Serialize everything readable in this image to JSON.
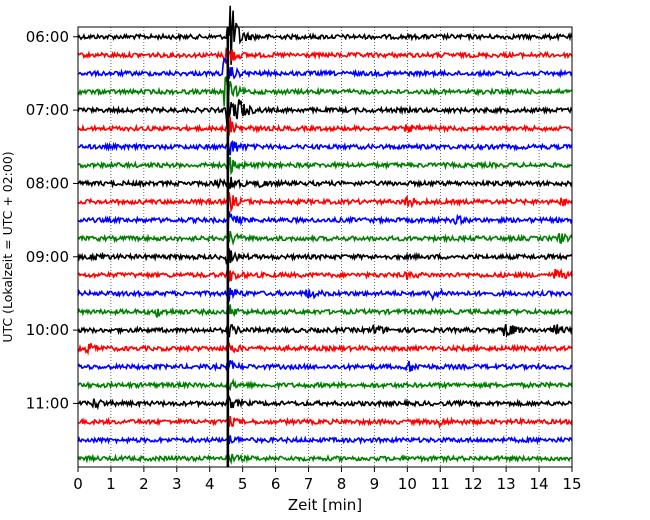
{
  "chart_data": {
    "type": "line",
    "title": "",
    "xlabel": "Zeit  [min]",
    "ylabel": "UTC (Lokalzeit = UTC + 02:00)",
    "xlim": [
      0,
      15
    ],
    "x_ticks": [
      0,
      1,
      2,
      3,
      4,
      5,
      6,
      7,
      8,
      9,
      10,
      11,
      12,
      13,
      14,
      15
    ],
    "y_ticks": [
      "06:00",
      "07:00",
      "08:00",
      "09:00",
      "10:00",
      "11:00"
    ],
    "y_time_range": [
      "05:52",
      "11:52"
    ],
    "trace_interval_min": 15,
    "grid": "vertical dotted lines at each minute",
    "colors_cycle": [
      "#000000",
      "#ff0000",
      "#0000ff",
      "#008000"
    ],
    "series": [
      {
        "start": "06:00",
        "color": "#000000",
        "events": [
          {
            "t": 4.6,
            "amp": 45
          }
        ]
      },
      {
        "start": "06:15",
        "color": "#ff0000",
        "events": [
          {
            "t": 4.5,
            "amp": 14
          }
        ]
      },
      {
        "start": "06:30",
        "color": "#0000ff",
        "events": [
          {
            "t": 4.45,
            "amp": 16
          }
        ]
      },
      {
        "start": "06:45",
        "color": "#008000",
        "events": [
          {
            "t": 4.45,
            "amp": 22
          }
        ]
      },
      {
        "start": "07:00",
        "color": "#000000",
        "events": [
          {
            "t": 4.55,
            "amp": 20
          },
          {
            "t": 4.9,
            "amp": 10
          }
        ]
      },
      {
        "start": "07:15",
        "color": "#ff0000",
        "events": [
          {
            "t": 4.6,
            "amp": 12
          },
          {
            "t": 10.0,
            "amp": 3
          }
        ]
      },
      {
        "start": "07:30",
        "color": "#0000ff",
        "events": [
          {
            "t": 4.6,
            "amp": 11
          }
        ]
      },
      {
        "start": "07:45",
        "color": "#008000",
        "events": [
          {
            "t": 4.6,
            "amp": 10
          }
        ]
      },
      {
        "start": "08:00",
        "color": "#000000",
        "events": [
          {
            "t": 4.15,
            "amp": 4
          },
          {
            "t": 4.6,
            "amp": 9
          },
          {
            "t": 5.5,
            "amp": 3
          }
        ]
      },
      {
        "start": "08:15",
        "color": "#ff0000",
        "events": [
          {
            "t": 4.6,
            "amp": 9
          },
          {
            "t": 10.0,
            "amp": 6
          },
          {
            "t": 14.7,
            "amp": 3
          }
        ]
      },
      {
        "start": "08:30",
        "color": "#0000ff",
        "events": [
          {
            "t": 4.6,
            "amp": 8
          },
          {
            "t": 11.5,
            "amp": 3
          }
        ]
      },
      {
        "start": "08:45",
        "color": "#008000",
        "events": [
          {
            "t": 4.6,
            "amp": 7
          },
          {
            "t": 14.6,
            "amp": 5
          }
        ]
      },
      {
        "start": "09:00",
        "color": "#000000",
        "events": [
          {
            "t": 4.55,
            "amp": 8
          },
          {
            "t": 0.6,
            "amp": 3
          }
        ]
      },
      {
        "start": "09:15",
        "color": "#ff0000",
        "events": [
          {
            "t": 4.6,
            "amp": 7
          },
          {
            "t": 14.5,
            "amp": 6
          },
          {
            "t": 10.0,
            "amp": 3
          }
        ]
      },
      {
        "start": "09:30",
        "color": "#0000ff",
        "events": [
          {
            "t": 4.6,
            "amp": 7
          },
          {
            "t": 7.0,
            "amp": 5
          },
          {
            "t": 10.7,
            "amp": 7
          }
        ]
      },
      {
        "start": "09:45",
        "color": "#008000",
        "events": [
          {
            "t": 2.4,
            "amp": 4
          },
          {
            "t": 4.6,
            "amp": 6
          }
        ]
      },
      {
        "start": "10:00",
        "color": "#000000",
        "events": [
          {
            "t": 4.6,
            "amp": 6
          },
          {
            "t": 9.0,
            "amp": 5
          },
          {
            "t": 13.0,
            "amp": 9
          },
          {
            "t": 14.5,
            "amp": 5
          }
        ]
      },
      {
        "start": "10:15",
        "color": "#ff0000",
        "events": [
          {
            "t": 0.3,
            "amp": 5
          },
          {
            "t": 4.6,
            "amp": 5
          }
        ]
      },
      {
        "start": "10:30",
        "color": "#0000ff",
        "events": [
          {
            "t": 4.6,
            "amp": 5
          },
          {
            "t": 10.0,
            "amp": 6
          }
        ]
      },
      {
        "start": "10:45",
        "color": "#008000",
        "events": [
          {
            "t": 4.6,
            "amp": 4
          }
        ]
      },
      {
        "start": "11:00",
        "color": "#000000",
        "events": [
          {
            "t": 0.5,
            "amp": 5
          },
          {
            "t": 4.6,
            "amp": 5
          }
        ]
      },
      {
        "start": "11:15",
        "color": "#ff0000",
        "events": [
          {
            "t": 4.6,
            "amp": 4
          },
          {
            "t": 11.0,
            "amp": 4
          }
        ]
      },
      {
        "start": "11:30",
        "color": "#0000ff",
        "events": [
          {
            "t": 4.6,
            "amp": 4
          }
        ]
      },
      {
        "start": "11:45",
        "color": "#008000",
        "events": [
          {
            "t": 4.6,
            "amp": 4
          }
        ]
      }
    ],
    "marker": {
      "t": 4.55,
      "color": "#000000"
    }
  }
}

Task: Leave the pictures out and copy the rest of the data exactly.

Complete output:
Serialize everything readable in this image to JSON.
{
  "chart_data": {
    "type": "line",
    "title": "",
    "xlabel": "Zeit  [min]",
    "ylabel": "UTC (Lokalzeit = UTC + 02:00)",
    "xlim": [
      0,
      15
    ],
    "x_ticks": [
      0,
      1,
      2,
      3,
      4,
      5,
      6,
      7,
      8,
      9,
      10,
      11,
      12,
      13,
      14,
      15
    ],
    "y_ticks": [
      "06:00",
      "07:00",
      "08:00",
      "09:00",
      "10:00",
      "11:00"
    ],
    "y_time_range": [
      "05:52",
      "11:52"
    ],
    "trace_interval_min": 15,
    "grid": "vertical dotted lines at each minute",
    "colors_cycle": [
      "#000000",
      "#ff0000",
      "#0000ff",
      "#008000"
    ],
    "series": [
      {
        "start": "06:00",
        "color": "#000000",
        "events": [
          {
            "t": 4.6,
            "amp": 45
          }
        ]
      },
      {
        "start": "06:15",
        "color": "#ff0000",
        "events": [
          {
            "t": 4.5,
            "amp": 14
          }
        ]
      },
      {
        "start": "06:30",
        "color": "#0000ff",
        "events": [
          {
            "t": 4.45,
            "amp": 16
          }
        ]
      },
      {
        "start": "06:45",
        "color": "#008000",
        "events": [
          {
            "t": 4.45,
            "amp": 22
          }
        ]
      },
      {
        "start": "07:00",
        "color": "#000000",
        "events": [
          {
            "t": 4.55,
            "amp": 20
          },
          {
            "t": 4.9,
            "amp": 10
          }
        ]
      },
      {
        "start": "07:15",
        "color": "#ff0000",
        "events": [
          {
            "t": 4.6,
            "amp": 12
          },
          {
            "t": 10.0,
            "amp": 3
          }
        ]
      },
      {
        "start": "07:30",
        "color": "#0000ff",
        "events": [
          {
            "t": 4.6,
            "amp": 11
          }
        ]
      },
      {
        "start": "07:45",
        "color": "#008000",
        "events": [
          {
            "t": 4.6,
            "amp": 10
          }
        ]
      },
      {
        "start": "08:00",
        "color": "#000000",
        "events": [
          {
            "t": 4.15,
            "amp": 4
          },
          {
            "t": 4.6,
            "amp": 9
          },
          {
            "t": 5.5,
            "amp": 3
          }
        ]
      },
      {
        "start": "08:15",
        "color": "#ff0000",
        "events": [
          {
            "t": 4.6,
            "amp": 9
          },
          {
            "t": 10.0,
            "amp": 6
          },
          {
            "t": 14.7,
            "amp": 3
          }
        ]
      },
      {
        "start": "08:30",
        "color": "#0000ff",
        "events": [
          {
            "t": 4.6,
            "amp": 8
          },
          {
            "t": 11.5,
            "amp": 3
          }
        ]
      },
      {
        "start": "08:45",
        "color": "#008000",
        "events": [
          {
            "t": 4.6,
            "amp": 7
          },
          {
            "t": 14.6,
            "amp": 5
          }
        ]
      },
      {
        "start": "09:00",
        "color": "#000000",
        "events": [
          {
            "t": 4.55,
            "amp": 8
          },
          {
            "t": 0.6,
            "amp": 3
          }
        ]
      },
      {
        "start": "09:15",
        "color": "#ff0000",
        "events": [
          {
            "t": 4.6,
            "amp": 7
          },
          {
            "t": 14.5,
            "amp": 6
          },
          {
            "t": 10.0,
            "amp": 3
          }
        ]
      },
      {
        "start": "09:30",
        "color": "#0000ff",
        "events": [
          {
            "t": 4.6,
            "amp": 7
          },
          {
            "t": 7.0,
            "amp": 5
          },
          {
            "t": 10.7,
            "amp": 7
          }
        ]
      },
      {
        "start": "09:45",
        "color": "#008000",
        "events": [
          {
            "t": 2.4,
            "amp": 4
          },
          {
            "t": 4.6,
            "amp": 6
          }
        ]
      },
      {
        "start": "10:00",
        "color": "#000000",
        "events": [
          {
            "t": 4.6,
            "amp": 6
          },
          {
            "t": 9.0,
            "amp": 5
          },
          {
            "t": 13.0,
            "amp": 9
          },
          {
            "t": 14.5,
            "amp": 5
          }
        ]
      },
      {
        "start": "10:15",
        "color": "#ff0000",
        "events": [
          {
            "t": 0.3,
            "amp": 5
          },
          {
            "t": 4.6,
            "amp": 5
          }
        ]
      },
      {
        "start": "10:30",
        "color": "#0000ff",
        "events": [
          {
            "t": 4.6,
            "amp": 5
          },
          {
            "t": 10.0,
            "amp": 6
          }
        ]
      },
      {
        "start": "10:45",
        "color": "#008000",
        "events": [
          {
            "t": 4.6,
            "amp": 4
          }
        ]
      },
      {
        "start": "11:00",
        "color": "#000000",
        "events": [
          {
            "t": 0.5,
            "amp": 5
          },
          {
            "t": 4.6,
            "amp": 5
          }
        ]
      },
      {
        "start": "11:15",
        "color": "#ff0000",
        "events": [
          {
            "t": 4.6,
            "amp": 4
          },
          {
            "t": 11.0,
            "amp": 4
          }
        ]
      },
      {
        "start": "11:30",
        "color": "#0000ff",
        "events": [
          {
            "t": 4.6,
            "amp": 4
          }
        ]
      },
      {
        "start": "11:45",
        "color": "#008000",
        "events": [
          {
            "t": 4.6,
            "amp": 4
          }
        ]
      }
    ],
    "marker": {
      "t": 4.55,
      "color": "#000000"
    }
  }
}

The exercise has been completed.